>> start Input for this task

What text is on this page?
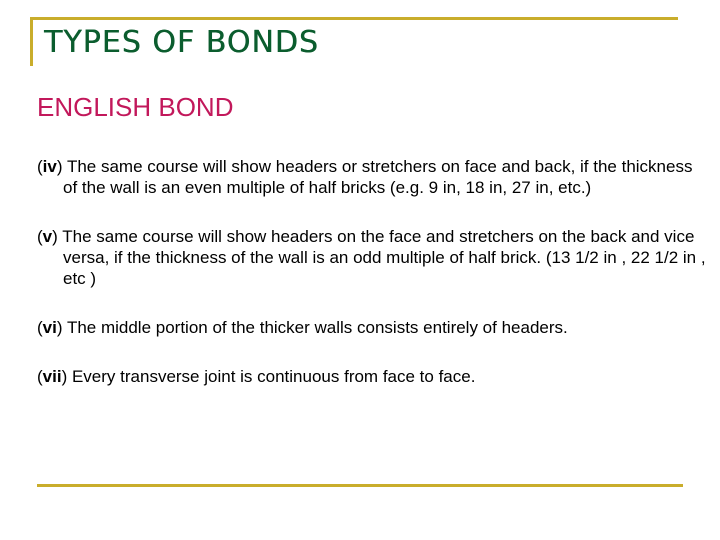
TYPES OF BONDS
ENGLISH BOND

(iv) The same course will show headers or stretchers on face and back, if the thickness of the wall is an even multiple of half bricks (e.g. 9 in, 18 in, 27 in, etc.)

(v) The same course will show headers on the face and stretchers on the back and vice versa, if the thickness of the wall is an odd multiple of half brick. (13 1/2 in , 22 1/2 in , etc )

(vi) The middle portion of the thicker walls consists entirely of headers.

(vii) Every transverse joint is continuous from face to face.
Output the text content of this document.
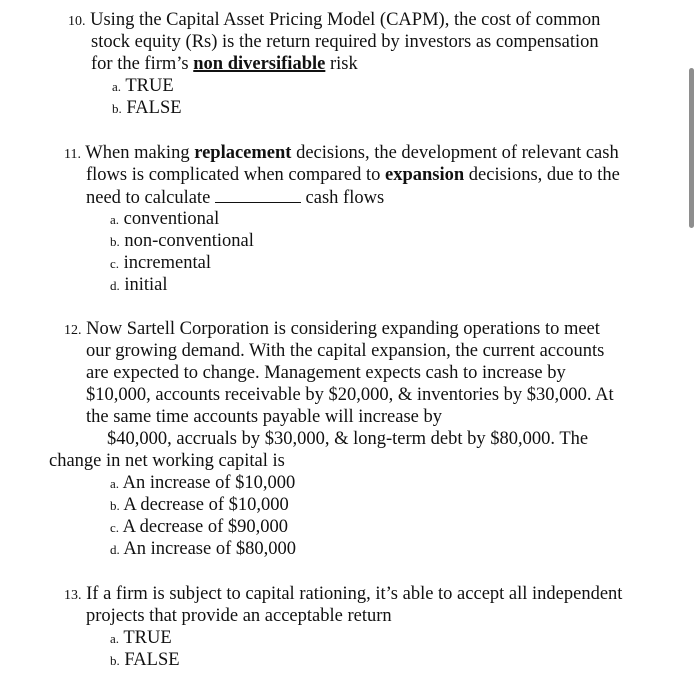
10. Using the Capital Asset Pricing Model (CAPM), the cost of common
stock equity (Rs) is the return required by investors as compensation
for the firm’s non diversifiable risk
a. TRUE
b. FALSE
11. When making replacement decisions, the development of relevant cash
flows is complicated when compared to expansion decisions, due to the
need to calculate	cash flows
a. conventional
b. non-conventional
c. incremental
d. initial
12. Now Sartell Corporation is considering expanding operations to meet
our growing demand. With the capital expansion, the current accounts
are expected to change. Management expects cash to increase by
$10,000, accounts receivable by $20,000, & inventories by $30,000. At
the same time accounts payable will increase by
$40,000, accruals by $30,000, & long-term debt by $80,000. The
change in net working capital is
a. An increase of $10,000
b. A decrease of $10,000
c. A decrease of $90,000
d. An increase of $80,000
13. If a firm is subject to capital rationing, it’s able to accept all independent
projects that provide an acceptable return
a. TRUE
b. FALSE
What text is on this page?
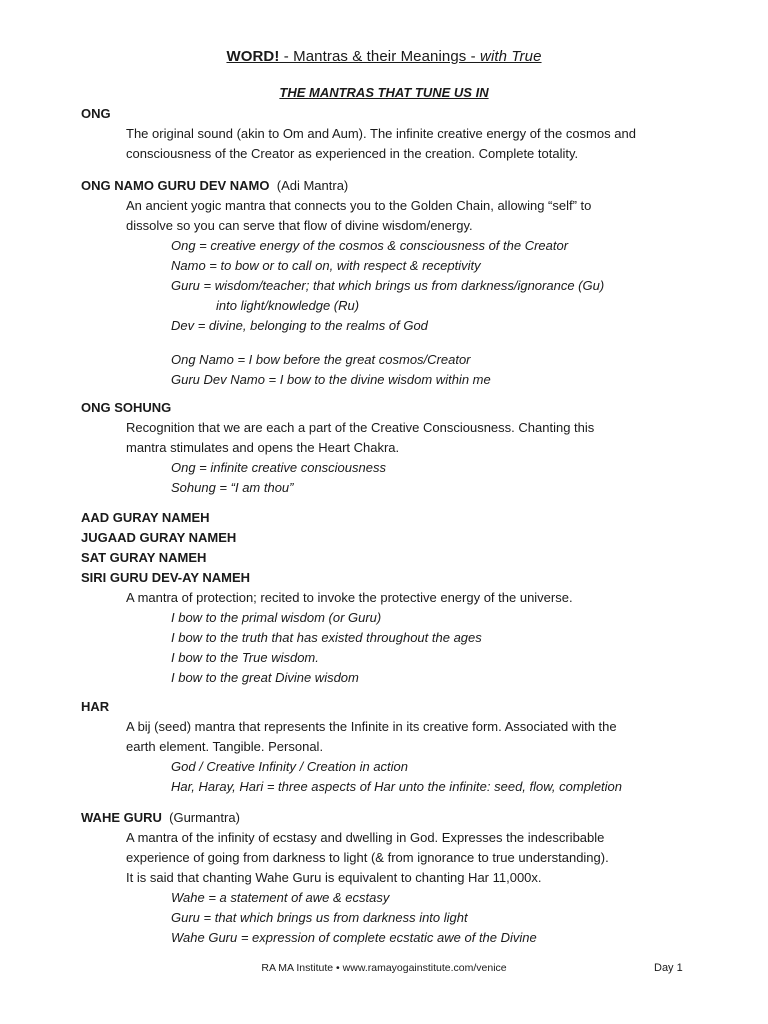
WORD! - Mantras & their Meanings - with True
THE MANTRAS THAT TUNE US IN
ONG
The original sound (akin to Om and Aum). The infinite creative energy of the cosmos and
consciousness of the Creator as experienced in the creation. Complete totality.
ONG NAMO GURU DEV NAMO (Adi Mantra)
An ancient yogic mantra that connects you to the Golden Chain, allowing “self” to
dissolve so you can serve that flow of divine wisdom/energy.
Ong = creative energy of the cosmos & consciousness of the Creator
Namo = to bow or to call on, with respect & receptivity
Guru = wisdom/teacher; that which brings us from darkness/ignorance (Gu)
into light/knowledge (Ru)
Dev = divine, belonging to the realms of God
Ong Namo = I bow before the great cosmos/Creator
Guru Dev Namo = I bow to the divine wisdom within me
ONG SOHUNG
Recognition that we are each a part of the Creative Consciousness. Chanting this
mantra stimulates and opens the Heart Chakra.
Ong = infinite creative consciousness
Sohung = “I am thou”
AAD GURAY NAMEH
JUGAAD GURAY NAMEH
SAT GURAY NAMEH
SIRI GURU DEV-AY NAMEH
A mantra of protection; recited to invoke the protective energy of the universe.
I bow to the primal wisdom (or Guru)
I bow to the truth that has existed throughout the ages
I bow to the True wisdom.
I bow to the great Divine wisdom
HAR
A bij (seed) mantra that represents the Infinite in its creative form. Associated with the
earth element. Tangible. Personal.
God / Creative Infinity / Creation in action
Har, Haray, Hari = three aspects of Har unto the infinite: seed, flow, completion
WAHE GURU (Gurmantra)
A mantra of the infinity of ecstasy and dwelling in God. Expresses the indescribable
experience of going from darkness to light (& from ignorance to true understanding).
It is said that chanting Wahe Guru is equivalent to chanting Har 11,000x.
Wahe = a statement of awe & ecstasy
Guru = that which brings us from darkness into light
Wahe Guru = expression of complete ecstatic awe of the Divine
RA MA Institute • www.ramayogainstitute.com/venice	Day 1
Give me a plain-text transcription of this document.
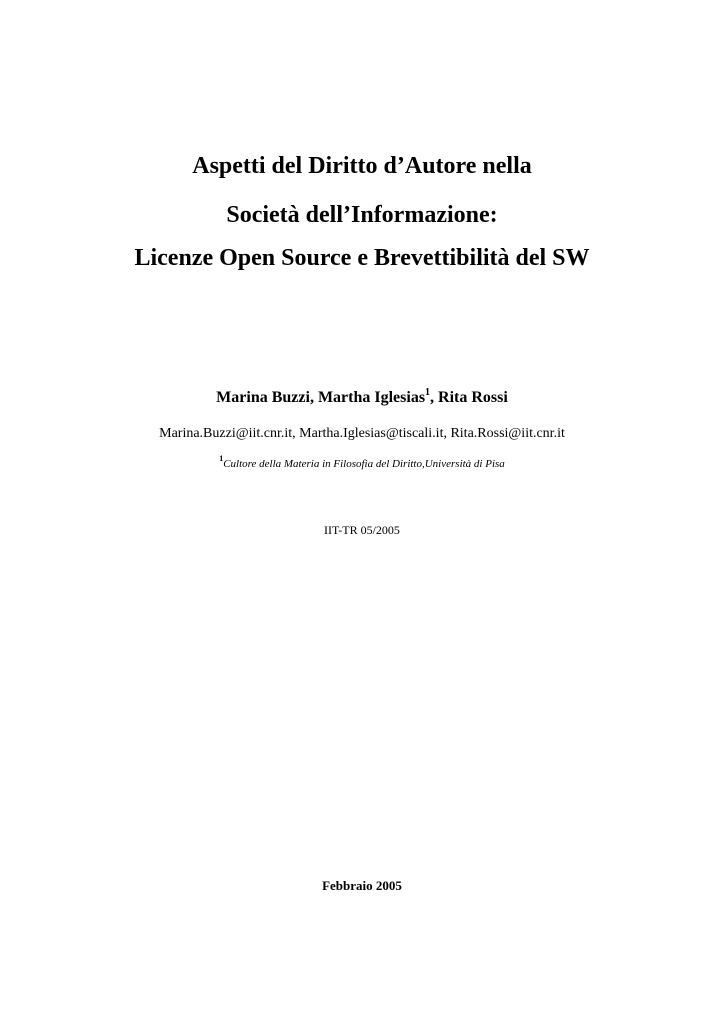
Aspetti del Diritto d’Autore nella
Società dell’Informazione:
Licenze Open Source e Brevettibilità del SW
Marina Buzzi, Martha Iglesias$^1$, Rita Rossi
Marina.Buzzi@iit.cnr.it, Martha.Iglesias@tiscali.it, Rita.Rossi@iit.cnr.it
$^1$Cultore della Materia in Filosofia del Diritto,Università di Pisa
IIT-TR 05/2005
Febbraio 2005
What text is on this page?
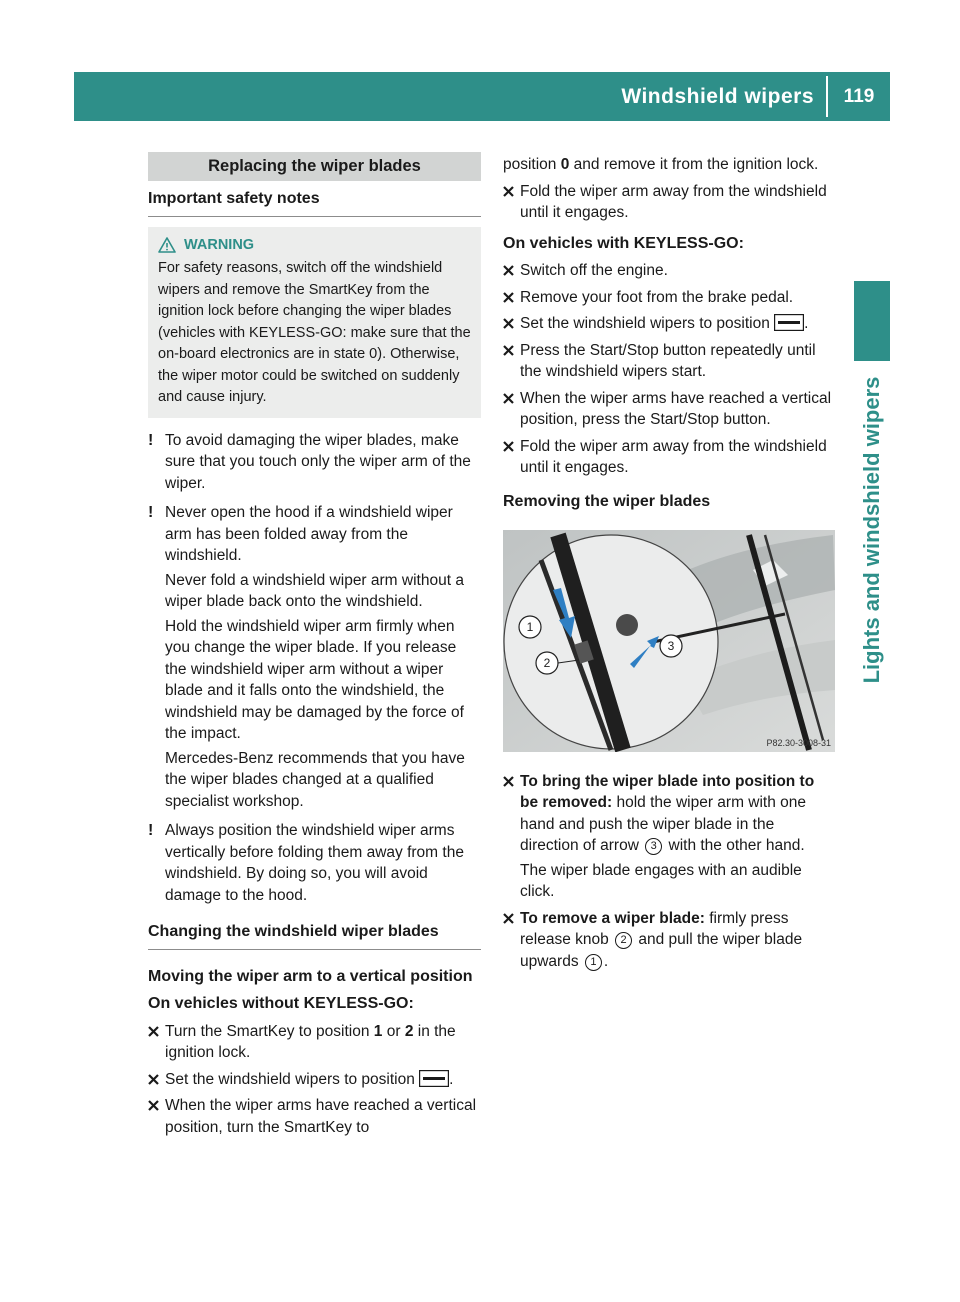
Windshield wipers	119
Lights and windshield wipers
Replacing the wiper blades
Important safety notes
WARNING
For safety reasons, switch off the windshield wipers and remove the SmartKey from the ignition lock before changing the wiper blades (vehicles with KEYLESS-GO: make sure that the on-board electronics are in state 0). Otherwise, the wiper motor could be switched on suddenly and cause injury.
! To avoid damaging the wiper blades, make sure that you touch only the wiper arm of the wiper.

! Never open the hood if a windshield wiper arm has been folded away from the windshield.

Never fold a windshield wiper arm without a wiper blade back onto the windshield.

Hold the windshield wiper arm firmly when you change the wiper blade. If you release the windshield wiper arm without a wiper blade and it falls onto the windshield, the windshield may be damaged by the force of the impact.

Mercedes-Benz recommends that you have the wiper blades changed at a qualified specialist workshop.

! Always position the windshield wiper arms vertically before folding them away from the windshield. By doing so, you will avoid damage to the hood.

Changing the windshield wiper blades
Moving the wiper arm to a vertical position
On vehicles without KEYLESS-GO:
Turn the SmartKey to position 1 or 2 in the ignition lock.
Set the windshield wipers to position .
When the wiper arms have reached a vertical position, turn the SmartKey to
position 0 and remove it from the ignition lock.
Fold the wiper arm away from the windshield until it engages.
On vehicles with KEYLESS-GO:
Switch off the engine.
Remove your foot from the brake pedal.
Set the windshield wipers to position .
Press the Start/Stop button repeatedly until the windshield wipers start.
When the wiper arms have reached a vertical position, press the Start/Stop button.
Fold the wiper arm away from the windshield until it engages.
Removing the wiper blades
1
2
3
P82.30-3008-31
To bring the wiper blade into position to be removed: hold the wiper arm with one hand and push the wiper blade in the direction of arrow 3 with the other hand.
The wiper blade engages with an audible click.
To remove a wiper blade: firmly press release knob 2 and pull the wiper blade upwards 1 .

>> end Input for this task

_Exercise objective_
Scan the lines for the string "Rita". Copy out each line that matches.

_Result_
Marina Buzzi, Martha Iglesias$^1$, Rita Rossi
Marina.Buzzi@iit.cnr.it, Martha.Iglesias@tiscali.it, Rita.Rossi@iit.cnr.it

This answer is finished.